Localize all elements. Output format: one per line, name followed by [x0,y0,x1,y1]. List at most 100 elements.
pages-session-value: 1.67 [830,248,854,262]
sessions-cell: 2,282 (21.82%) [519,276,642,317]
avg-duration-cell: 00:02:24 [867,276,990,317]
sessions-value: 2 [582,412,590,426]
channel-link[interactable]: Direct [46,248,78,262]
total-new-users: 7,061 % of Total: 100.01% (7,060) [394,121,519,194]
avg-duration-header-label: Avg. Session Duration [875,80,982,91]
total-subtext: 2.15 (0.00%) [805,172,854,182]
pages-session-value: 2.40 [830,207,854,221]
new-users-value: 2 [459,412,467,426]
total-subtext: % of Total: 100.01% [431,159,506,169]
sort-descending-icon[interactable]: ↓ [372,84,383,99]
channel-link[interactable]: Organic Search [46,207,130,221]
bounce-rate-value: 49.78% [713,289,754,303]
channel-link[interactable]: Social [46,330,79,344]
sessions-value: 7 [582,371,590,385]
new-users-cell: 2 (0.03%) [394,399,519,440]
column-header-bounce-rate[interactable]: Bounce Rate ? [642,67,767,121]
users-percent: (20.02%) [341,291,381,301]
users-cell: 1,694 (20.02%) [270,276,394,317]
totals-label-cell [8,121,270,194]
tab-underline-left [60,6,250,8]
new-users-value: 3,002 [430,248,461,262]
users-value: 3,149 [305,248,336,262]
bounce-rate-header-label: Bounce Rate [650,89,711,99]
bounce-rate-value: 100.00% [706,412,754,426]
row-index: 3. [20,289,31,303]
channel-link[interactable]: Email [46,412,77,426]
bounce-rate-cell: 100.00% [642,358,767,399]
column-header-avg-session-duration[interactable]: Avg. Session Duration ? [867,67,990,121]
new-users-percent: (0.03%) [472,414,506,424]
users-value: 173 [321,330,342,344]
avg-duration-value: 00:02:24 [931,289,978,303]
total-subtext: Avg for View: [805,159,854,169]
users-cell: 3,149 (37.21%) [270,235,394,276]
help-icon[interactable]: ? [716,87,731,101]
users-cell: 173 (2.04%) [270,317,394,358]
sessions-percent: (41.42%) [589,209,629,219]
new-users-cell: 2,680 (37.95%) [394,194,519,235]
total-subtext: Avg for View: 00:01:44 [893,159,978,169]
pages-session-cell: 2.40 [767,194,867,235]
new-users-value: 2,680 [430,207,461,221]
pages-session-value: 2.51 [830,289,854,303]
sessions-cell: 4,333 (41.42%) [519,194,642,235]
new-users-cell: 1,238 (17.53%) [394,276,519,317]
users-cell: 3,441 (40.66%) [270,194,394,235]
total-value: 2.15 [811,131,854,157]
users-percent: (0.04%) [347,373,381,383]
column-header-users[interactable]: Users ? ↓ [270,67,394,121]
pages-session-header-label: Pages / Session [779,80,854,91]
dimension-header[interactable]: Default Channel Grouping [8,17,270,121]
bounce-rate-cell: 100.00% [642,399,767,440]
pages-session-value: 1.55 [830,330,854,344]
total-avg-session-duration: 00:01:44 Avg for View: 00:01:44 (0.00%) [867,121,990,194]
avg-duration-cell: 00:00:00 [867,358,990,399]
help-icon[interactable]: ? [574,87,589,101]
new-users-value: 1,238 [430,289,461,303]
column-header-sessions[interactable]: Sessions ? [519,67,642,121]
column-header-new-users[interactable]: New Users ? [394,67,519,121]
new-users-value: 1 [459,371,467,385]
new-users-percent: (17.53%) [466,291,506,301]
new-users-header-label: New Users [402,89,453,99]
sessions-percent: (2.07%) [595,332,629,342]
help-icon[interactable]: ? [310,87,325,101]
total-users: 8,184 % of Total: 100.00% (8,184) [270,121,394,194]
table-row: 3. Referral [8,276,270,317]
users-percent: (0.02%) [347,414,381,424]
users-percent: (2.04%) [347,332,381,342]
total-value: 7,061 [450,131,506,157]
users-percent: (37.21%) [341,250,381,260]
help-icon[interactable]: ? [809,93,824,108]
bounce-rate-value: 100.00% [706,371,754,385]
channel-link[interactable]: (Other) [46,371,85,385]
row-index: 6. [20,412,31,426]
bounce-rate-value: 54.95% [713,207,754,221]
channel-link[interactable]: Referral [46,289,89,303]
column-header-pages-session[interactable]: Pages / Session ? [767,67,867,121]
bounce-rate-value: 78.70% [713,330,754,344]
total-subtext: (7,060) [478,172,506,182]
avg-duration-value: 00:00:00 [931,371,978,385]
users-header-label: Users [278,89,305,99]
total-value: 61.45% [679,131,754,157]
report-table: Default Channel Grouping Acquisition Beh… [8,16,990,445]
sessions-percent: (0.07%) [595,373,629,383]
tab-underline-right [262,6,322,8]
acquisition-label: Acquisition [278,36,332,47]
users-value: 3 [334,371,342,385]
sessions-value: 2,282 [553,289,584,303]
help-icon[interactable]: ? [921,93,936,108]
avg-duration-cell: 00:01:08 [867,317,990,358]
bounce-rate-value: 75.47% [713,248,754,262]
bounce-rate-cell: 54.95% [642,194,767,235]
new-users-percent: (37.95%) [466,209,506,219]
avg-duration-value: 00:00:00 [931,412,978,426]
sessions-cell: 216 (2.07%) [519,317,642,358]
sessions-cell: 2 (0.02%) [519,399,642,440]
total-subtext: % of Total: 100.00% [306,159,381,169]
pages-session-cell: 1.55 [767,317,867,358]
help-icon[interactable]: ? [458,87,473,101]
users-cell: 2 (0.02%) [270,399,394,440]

++++++++++++++++++++

Copy the items from the start through the line with "avg-duration-cell: 00:02:24 [867,276,990,317]", swapping "sessions-cell" for "session-count-cell" and leaving everything else unchanged.

The result ::
Localize all elements. Output format: one per line, name followed by [x0,y0,x1,y1]. List at most 100 elements.
pages-session-value: 1.67 [830,248,854,262]
session-count-cell: 2,282 (21.82%) [519,276,642,317]
avg-duration-cell: 00:02:24 [867,276,990,317]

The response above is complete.